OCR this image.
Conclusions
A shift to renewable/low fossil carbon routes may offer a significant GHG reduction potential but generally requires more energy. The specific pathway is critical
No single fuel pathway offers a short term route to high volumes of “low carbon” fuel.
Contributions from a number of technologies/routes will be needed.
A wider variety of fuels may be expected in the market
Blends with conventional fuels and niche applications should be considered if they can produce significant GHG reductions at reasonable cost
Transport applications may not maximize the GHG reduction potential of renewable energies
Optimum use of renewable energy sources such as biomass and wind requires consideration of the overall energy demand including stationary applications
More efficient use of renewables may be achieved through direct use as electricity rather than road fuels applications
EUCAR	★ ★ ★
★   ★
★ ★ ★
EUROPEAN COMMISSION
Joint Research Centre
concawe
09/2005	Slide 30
------------------------------
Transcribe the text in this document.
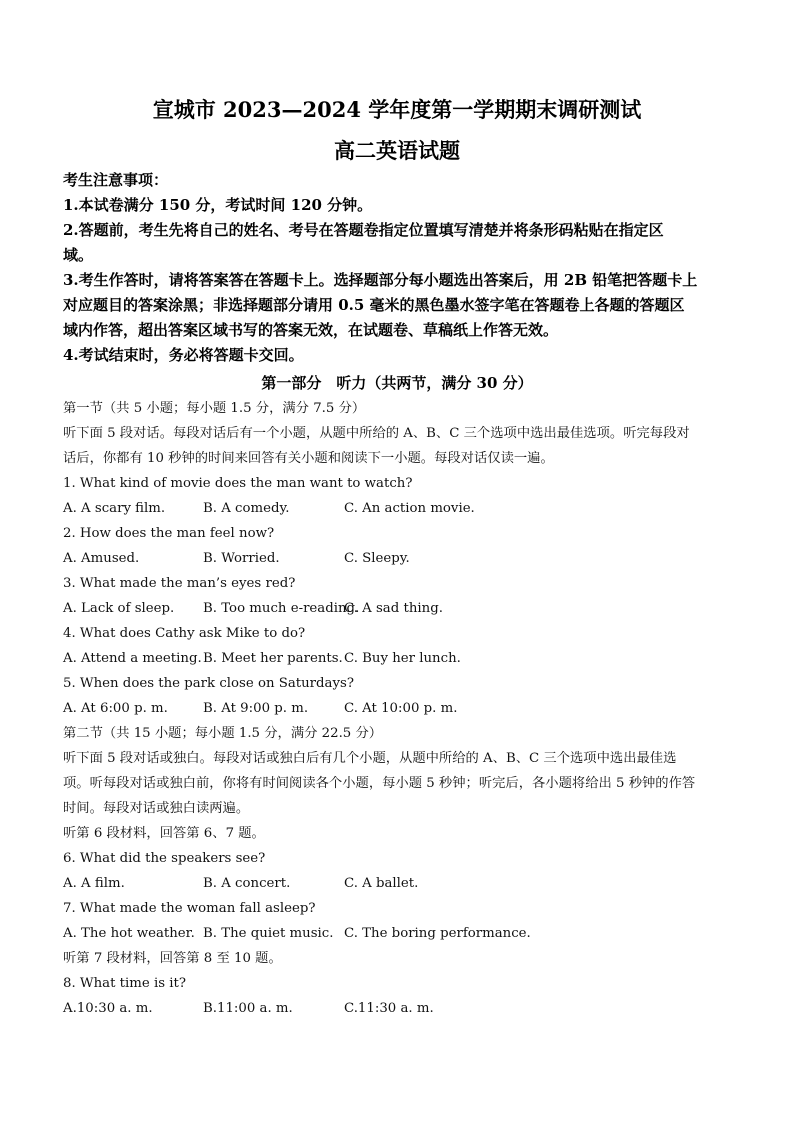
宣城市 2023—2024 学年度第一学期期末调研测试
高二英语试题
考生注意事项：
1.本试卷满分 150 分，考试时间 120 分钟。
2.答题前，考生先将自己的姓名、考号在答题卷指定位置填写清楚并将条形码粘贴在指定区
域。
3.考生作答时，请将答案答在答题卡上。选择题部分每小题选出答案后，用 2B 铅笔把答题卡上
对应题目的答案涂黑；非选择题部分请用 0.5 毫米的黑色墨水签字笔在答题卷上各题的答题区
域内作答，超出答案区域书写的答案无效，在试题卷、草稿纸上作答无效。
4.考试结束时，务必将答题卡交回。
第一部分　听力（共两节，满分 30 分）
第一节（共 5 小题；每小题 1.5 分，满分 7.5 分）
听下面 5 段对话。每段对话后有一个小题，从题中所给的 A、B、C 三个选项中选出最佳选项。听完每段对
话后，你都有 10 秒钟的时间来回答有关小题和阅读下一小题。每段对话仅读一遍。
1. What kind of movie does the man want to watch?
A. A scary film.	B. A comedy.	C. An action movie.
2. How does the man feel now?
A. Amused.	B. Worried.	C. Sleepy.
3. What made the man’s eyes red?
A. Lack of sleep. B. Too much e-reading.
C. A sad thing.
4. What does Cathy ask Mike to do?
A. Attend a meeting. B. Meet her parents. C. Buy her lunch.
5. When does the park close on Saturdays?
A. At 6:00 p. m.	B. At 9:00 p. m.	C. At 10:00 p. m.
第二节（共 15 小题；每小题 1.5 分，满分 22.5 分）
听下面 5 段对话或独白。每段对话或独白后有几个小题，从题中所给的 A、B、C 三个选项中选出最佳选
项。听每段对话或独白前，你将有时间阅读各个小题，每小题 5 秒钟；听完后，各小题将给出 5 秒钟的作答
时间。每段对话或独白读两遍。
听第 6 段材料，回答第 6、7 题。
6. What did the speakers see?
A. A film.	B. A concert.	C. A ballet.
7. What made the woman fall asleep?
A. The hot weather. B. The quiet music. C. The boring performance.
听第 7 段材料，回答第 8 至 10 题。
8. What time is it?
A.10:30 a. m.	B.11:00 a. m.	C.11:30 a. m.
------------------------------
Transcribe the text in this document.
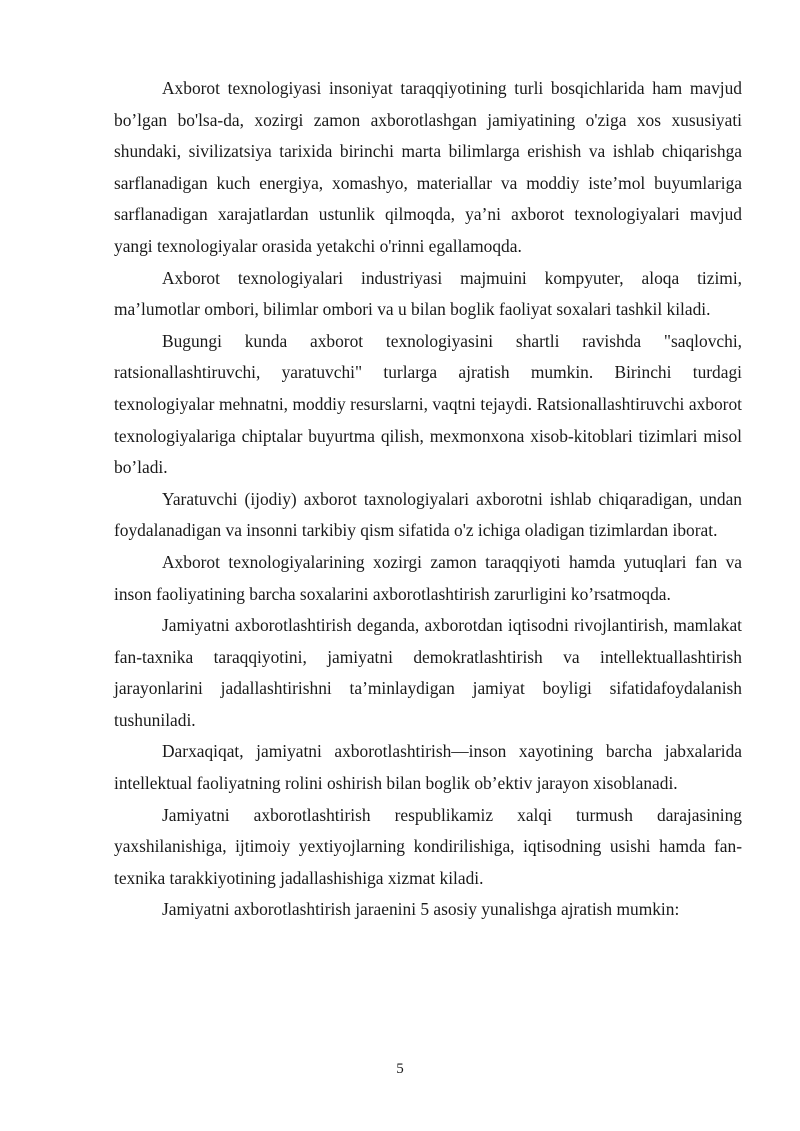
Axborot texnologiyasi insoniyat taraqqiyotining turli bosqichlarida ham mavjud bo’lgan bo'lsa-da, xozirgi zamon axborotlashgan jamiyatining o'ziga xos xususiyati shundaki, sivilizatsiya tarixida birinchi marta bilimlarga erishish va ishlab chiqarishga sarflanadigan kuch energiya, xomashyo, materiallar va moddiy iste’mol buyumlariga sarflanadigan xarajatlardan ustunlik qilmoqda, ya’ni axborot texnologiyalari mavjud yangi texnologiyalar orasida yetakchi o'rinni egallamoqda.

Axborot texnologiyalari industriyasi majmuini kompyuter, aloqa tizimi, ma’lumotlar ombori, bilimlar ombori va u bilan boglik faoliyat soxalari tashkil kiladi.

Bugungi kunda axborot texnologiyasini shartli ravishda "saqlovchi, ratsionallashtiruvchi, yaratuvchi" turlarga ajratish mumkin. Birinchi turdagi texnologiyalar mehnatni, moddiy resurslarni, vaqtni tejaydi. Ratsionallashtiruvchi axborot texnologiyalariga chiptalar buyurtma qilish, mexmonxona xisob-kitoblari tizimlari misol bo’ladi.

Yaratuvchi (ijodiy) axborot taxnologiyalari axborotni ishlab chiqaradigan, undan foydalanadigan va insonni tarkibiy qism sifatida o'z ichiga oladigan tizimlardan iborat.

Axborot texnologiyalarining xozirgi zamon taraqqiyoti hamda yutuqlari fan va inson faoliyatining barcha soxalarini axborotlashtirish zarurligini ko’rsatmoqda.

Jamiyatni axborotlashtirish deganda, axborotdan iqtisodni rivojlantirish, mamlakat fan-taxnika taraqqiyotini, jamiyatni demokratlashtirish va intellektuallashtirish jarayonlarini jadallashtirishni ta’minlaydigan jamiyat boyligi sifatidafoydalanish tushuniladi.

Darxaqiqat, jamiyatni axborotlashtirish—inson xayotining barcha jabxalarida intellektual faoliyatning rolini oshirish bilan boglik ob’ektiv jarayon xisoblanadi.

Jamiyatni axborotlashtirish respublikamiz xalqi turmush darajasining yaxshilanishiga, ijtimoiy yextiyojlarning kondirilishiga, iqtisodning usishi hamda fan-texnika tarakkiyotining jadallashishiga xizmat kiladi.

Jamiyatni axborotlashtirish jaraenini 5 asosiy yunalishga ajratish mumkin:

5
------------------------------
- [WORK TO BE COMPLETED]
Determine the number of lines in the records that include the string "从题中所给的", and respond with that number only.

- [SOLUTION]
2